#### RECORDS PROVIDED
▼▼▼

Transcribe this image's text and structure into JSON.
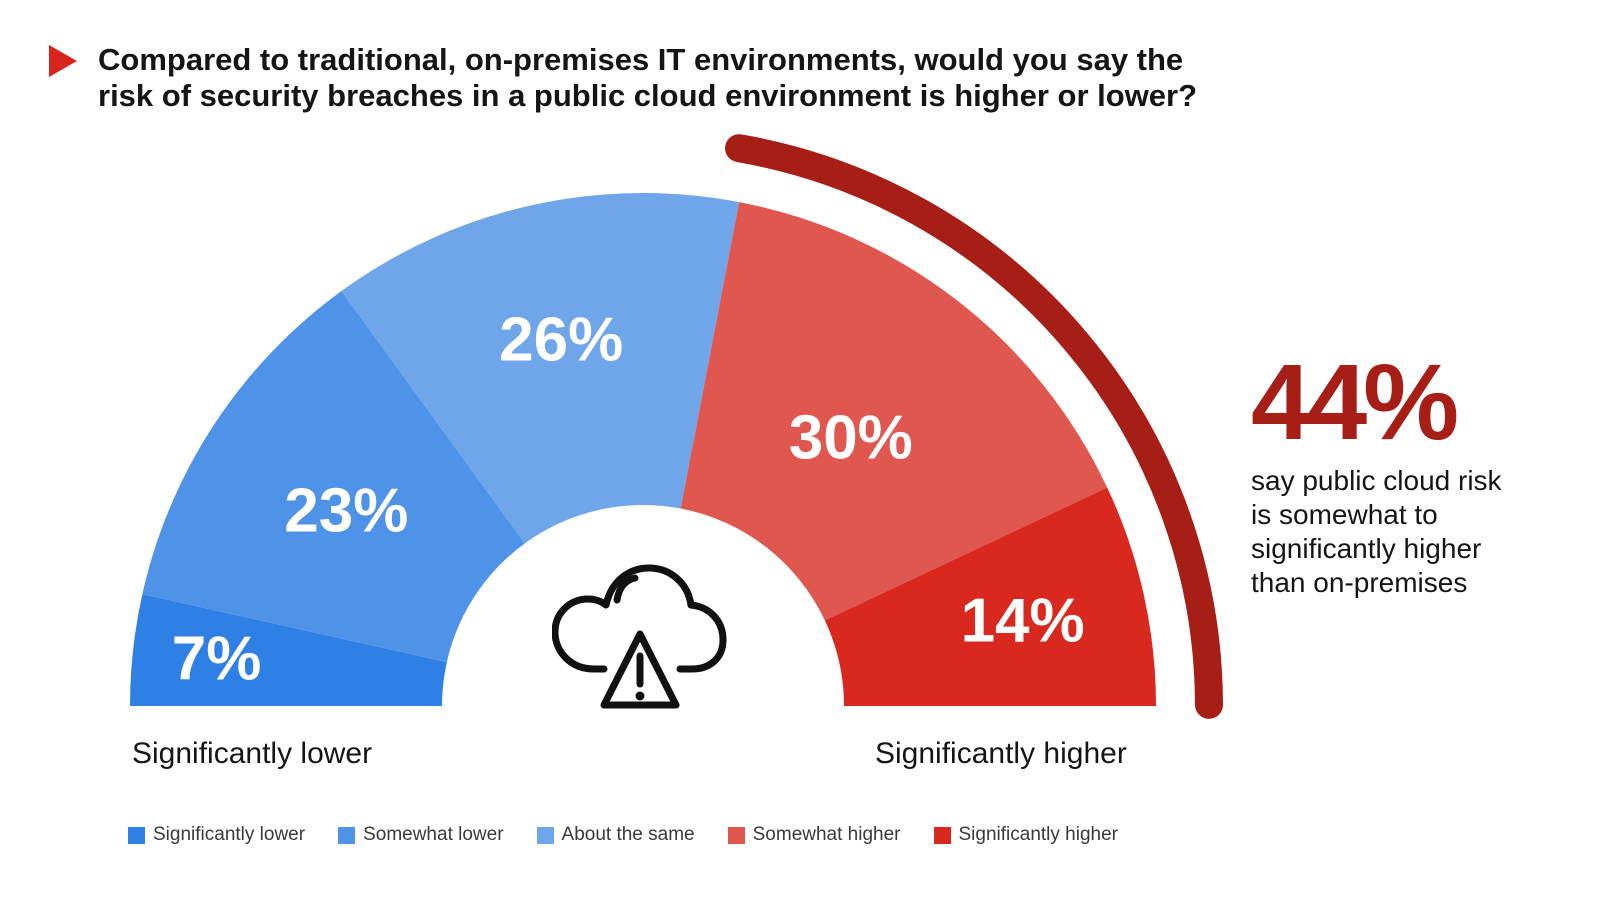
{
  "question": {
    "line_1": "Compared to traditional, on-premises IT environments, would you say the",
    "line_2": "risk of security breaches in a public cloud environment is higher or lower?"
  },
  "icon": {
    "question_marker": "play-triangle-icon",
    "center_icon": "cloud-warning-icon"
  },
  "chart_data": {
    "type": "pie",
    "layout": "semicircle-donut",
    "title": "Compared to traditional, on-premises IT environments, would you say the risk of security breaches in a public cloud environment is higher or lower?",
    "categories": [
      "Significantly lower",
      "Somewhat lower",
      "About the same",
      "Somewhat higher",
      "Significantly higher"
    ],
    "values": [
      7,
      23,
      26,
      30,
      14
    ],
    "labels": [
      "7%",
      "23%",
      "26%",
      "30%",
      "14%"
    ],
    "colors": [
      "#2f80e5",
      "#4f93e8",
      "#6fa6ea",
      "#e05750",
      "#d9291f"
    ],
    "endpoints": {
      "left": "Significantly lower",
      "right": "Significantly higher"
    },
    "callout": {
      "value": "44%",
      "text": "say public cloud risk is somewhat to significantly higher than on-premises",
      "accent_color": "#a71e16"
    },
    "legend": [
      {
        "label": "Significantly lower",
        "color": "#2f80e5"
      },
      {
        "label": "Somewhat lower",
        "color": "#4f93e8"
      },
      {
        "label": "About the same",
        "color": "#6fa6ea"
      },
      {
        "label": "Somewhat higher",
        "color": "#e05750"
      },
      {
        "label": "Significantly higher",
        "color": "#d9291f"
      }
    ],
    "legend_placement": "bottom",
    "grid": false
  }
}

▲▲▲

#### WHAT YOU SHOULD DO
Set the data above down again exactly as given, with no pictures.

#### SOLVED PROBLEM
Transcribe this image's text and structure into JSON.
{
  "question": {
    "line_1": "Compared to traditional, on-premises IT environments, would you say the",
    "line_2": "risk of security breaches in a public cloud environment is higher or lower?"
  },
  "icon": {
    "question_marker": "play-triangle-icon",
    "center_icon": "cloud-warning-icon"
  },
  "chart_data": {
    "type": "pie",
    "layout": "semicircle-donut",
    "title": "Compared to traditional, on-premises IT environments, would you say the risk of security breaches in a public cloud environment is higher or lower?",
    "categories": [
      "Significantly lower",
      "Somewhat lower",
      "About the same",
      "Somewhat higher",
      "Significantly higher"
    ],
    "values": [
      7,
      23,
      26,
      30,
      14
    ],
    "labels": [
      "7%",
      "23%",
      "26%",
      "30%",
      "14%"
    ],
    "colors": [
      "#2f80e5",
      "#4f93e8",
      "#6fa6ea",
      "#e05750",
      "#d9291f"
    ],
    "endpoints": {
      "left": "Significantly lower",
      "right": "Significantly higher"
    },
    "callout": {
      "value": "44%",
      "text": "say public cloud risk is somewhat to significantly higher than on-premises",
      "accent_color": "#a71e16"
    },
    "legend": [
      {
        "label": "Significantly lower",
        "color": "#2f80e5"
      },
      {
        "label": "Somewhat lower",
        "color": "#4f93e8"
      },
      {
        "label": "About the same",
        "color": "#6fa6ea"
      },
      {
        "label": "Somewhat higher",
        "color": "#e05750"
      },
      {
        "label": "Significantly higher",
        "color": "#d9291f"
      }
    ],
    "legend_placement": "bottom",
    "grid": false
  }
}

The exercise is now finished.